- _GOAL_: Locate the word "this" in the material, then show every line that holds it.
# GIVEN ENTRIES start
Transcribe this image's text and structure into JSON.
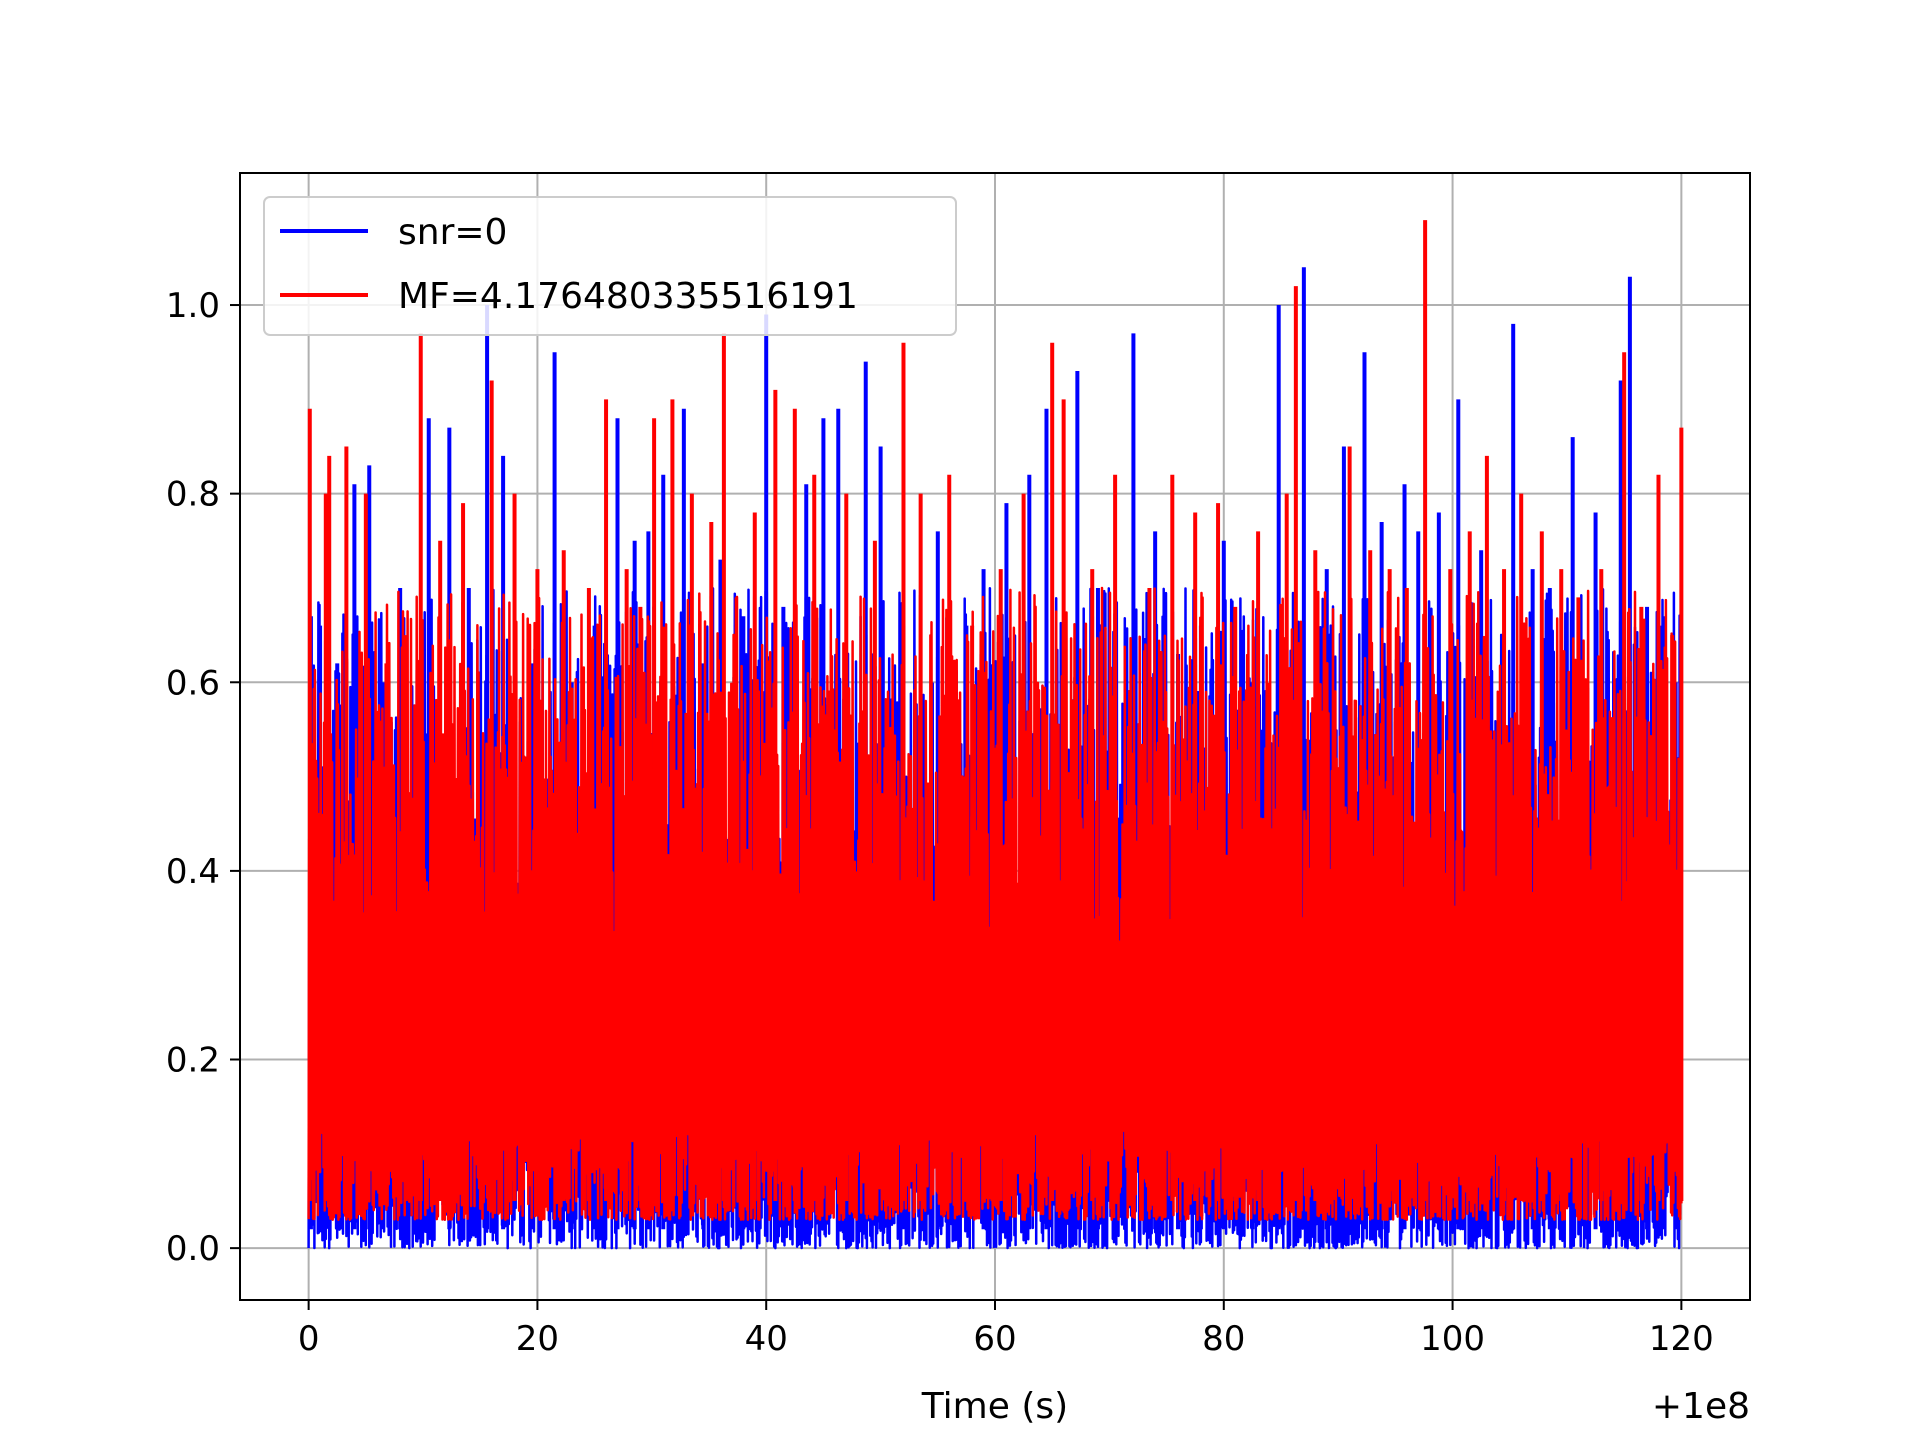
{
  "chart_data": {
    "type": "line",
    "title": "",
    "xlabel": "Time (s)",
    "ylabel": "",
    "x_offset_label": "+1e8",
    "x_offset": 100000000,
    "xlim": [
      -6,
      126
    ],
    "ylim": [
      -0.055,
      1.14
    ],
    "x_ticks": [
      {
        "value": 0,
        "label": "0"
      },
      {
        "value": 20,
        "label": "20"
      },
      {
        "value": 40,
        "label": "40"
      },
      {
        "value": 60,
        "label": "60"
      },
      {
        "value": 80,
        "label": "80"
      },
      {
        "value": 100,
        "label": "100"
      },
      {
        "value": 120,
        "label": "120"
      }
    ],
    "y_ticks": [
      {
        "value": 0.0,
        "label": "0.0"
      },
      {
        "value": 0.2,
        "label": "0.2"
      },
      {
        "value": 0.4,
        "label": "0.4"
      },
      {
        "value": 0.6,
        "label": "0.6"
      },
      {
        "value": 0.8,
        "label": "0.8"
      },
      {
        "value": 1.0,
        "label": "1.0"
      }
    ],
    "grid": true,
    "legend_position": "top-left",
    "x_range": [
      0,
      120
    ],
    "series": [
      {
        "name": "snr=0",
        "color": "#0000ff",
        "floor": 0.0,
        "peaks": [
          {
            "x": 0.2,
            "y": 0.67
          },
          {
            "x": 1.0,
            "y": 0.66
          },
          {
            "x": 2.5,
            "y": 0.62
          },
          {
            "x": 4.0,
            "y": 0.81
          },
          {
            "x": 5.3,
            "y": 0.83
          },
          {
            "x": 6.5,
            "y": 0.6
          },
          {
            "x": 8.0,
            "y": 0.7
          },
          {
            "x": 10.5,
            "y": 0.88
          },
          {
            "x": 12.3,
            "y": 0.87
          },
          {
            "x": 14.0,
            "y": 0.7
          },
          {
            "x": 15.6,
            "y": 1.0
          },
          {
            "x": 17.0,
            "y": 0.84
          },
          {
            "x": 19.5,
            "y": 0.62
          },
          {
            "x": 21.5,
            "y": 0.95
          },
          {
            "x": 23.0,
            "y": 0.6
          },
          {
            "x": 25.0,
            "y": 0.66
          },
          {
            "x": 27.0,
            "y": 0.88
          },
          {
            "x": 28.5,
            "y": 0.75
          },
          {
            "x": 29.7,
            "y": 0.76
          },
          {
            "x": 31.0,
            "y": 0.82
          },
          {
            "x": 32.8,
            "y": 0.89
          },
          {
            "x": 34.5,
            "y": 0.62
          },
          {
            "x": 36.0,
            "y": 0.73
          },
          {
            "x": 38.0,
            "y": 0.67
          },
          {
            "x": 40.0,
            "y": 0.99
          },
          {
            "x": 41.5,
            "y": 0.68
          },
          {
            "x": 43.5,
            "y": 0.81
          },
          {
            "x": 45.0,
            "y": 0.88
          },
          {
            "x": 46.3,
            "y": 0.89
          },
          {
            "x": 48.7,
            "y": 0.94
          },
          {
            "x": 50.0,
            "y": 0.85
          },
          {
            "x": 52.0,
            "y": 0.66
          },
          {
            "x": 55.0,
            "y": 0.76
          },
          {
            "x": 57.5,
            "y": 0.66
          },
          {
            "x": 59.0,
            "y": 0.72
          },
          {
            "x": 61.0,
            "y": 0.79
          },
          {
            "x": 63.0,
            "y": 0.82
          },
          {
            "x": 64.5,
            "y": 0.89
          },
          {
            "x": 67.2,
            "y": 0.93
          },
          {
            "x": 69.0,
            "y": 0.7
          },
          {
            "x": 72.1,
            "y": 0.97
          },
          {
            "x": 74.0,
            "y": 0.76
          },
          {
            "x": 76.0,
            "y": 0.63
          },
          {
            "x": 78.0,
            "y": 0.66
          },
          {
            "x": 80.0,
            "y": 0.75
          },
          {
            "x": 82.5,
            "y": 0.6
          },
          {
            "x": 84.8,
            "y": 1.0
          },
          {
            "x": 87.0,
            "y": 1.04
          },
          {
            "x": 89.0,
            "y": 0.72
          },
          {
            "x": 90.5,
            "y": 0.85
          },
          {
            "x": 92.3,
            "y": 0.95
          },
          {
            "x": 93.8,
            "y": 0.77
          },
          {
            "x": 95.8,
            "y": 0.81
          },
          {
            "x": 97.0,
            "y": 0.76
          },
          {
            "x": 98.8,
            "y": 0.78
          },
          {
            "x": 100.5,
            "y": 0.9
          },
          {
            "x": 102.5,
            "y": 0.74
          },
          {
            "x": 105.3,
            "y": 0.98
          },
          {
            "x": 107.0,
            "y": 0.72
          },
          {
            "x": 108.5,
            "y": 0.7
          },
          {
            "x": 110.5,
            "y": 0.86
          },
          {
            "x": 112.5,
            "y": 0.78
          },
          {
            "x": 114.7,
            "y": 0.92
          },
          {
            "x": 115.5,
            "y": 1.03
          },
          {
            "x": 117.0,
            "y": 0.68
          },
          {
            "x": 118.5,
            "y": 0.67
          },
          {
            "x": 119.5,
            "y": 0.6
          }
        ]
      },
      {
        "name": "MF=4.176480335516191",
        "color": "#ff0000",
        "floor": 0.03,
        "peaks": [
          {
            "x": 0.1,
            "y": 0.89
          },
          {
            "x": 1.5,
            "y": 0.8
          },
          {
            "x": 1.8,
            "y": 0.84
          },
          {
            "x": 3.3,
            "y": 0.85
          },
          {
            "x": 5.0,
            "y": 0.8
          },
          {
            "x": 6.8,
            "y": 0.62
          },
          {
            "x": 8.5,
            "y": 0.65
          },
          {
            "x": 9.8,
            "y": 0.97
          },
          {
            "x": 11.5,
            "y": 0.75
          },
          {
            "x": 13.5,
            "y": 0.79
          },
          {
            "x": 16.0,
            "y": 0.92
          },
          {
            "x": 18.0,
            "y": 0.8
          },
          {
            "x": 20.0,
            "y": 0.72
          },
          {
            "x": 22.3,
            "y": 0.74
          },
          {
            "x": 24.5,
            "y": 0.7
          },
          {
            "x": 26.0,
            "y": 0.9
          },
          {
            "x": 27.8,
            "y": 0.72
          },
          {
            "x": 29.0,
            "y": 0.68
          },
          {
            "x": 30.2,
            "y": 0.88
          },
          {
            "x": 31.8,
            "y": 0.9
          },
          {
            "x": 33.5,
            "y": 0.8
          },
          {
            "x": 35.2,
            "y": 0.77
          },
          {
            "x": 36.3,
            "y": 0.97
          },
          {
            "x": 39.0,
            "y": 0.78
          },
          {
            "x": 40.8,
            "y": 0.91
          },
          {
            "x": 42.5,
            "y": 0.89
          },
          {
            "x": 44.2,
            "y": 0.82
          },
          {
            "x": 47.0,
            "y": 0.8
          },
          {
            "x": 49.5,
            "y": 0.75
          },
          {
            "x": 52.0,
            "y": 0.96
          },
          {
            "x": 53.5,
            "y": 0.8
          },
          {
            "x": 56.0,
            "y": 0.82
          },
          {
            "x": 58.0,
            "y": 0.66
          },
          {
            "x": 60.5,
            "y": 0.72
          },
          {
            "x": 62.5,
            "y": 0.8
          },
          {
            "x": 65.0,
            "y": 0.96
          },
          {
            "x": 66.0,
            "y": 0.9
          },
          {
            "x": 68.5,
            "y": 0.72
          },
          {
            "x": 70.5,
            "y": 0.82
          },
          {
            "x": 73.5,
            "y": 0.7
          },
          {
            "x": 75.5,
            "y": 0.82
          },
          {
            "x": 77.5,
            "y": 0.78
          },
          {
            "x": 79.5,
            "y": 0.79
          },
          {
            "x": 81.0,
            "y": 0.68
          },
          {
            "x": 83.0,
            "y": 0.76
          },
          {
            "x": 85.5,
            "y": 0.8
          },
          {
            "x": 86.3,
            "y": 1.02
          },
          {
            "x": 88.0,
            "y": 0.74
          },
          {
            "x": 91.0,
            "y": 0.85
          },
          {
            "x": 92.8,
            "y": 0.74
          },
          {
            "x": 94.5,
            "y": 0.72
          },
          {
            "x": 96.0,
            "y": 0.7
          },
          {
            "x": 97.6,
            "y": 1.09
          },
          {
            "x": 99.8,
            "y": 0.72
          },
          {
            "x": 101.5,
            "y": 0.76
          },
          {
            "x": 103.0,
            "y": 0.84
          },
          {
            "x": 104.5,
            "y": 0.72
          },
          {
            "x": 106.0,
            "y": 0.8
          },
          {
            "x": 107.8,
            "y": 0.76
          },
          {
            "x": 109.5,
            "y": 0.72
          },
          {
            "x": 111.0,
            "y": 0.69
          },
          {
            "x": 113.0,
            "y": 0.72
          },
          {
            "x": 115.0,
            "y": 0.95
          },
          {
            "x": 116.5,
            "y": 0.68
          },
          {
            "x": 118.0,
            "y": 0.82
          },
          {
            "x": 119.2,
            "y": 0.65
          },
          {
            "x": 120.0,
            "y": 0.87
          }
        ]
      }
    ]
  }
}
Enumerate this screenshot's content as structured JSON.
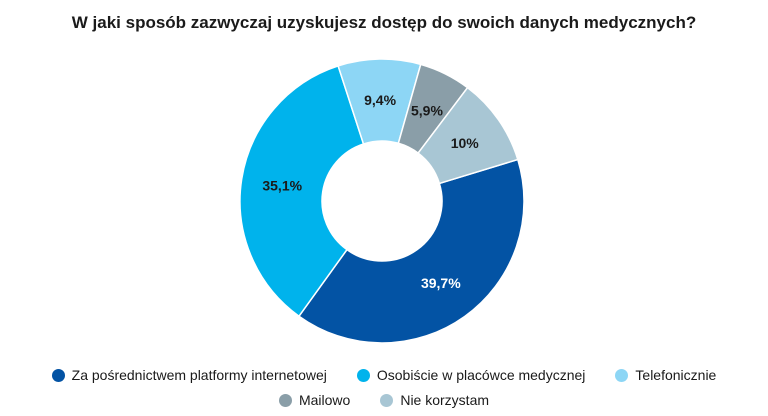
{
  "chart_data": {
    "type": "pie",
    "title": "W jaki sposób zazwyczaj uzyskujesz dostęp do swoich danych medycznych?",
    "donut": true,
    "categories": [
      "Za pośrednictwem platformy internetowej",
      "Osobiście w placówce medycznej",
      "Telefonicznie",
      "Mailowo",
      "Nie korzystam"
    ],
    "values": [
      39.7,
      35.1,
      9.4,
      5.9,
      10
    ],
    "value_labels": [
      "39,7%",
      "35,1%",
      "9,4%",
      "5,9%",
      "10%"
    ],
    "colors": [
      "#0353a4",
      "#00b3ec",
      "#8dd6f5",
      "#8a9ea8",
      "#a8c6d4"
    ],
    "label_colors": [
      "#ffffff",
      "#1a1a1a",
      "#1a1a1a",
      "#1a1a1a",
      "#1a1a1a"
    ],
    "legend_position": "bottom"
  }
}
# GIVEN ENTRIES end
- _EXERCISE RESPONSE_:
Transcribe this image's text and structure into JSON.
Enumerate this screenshot's content as structured JSON.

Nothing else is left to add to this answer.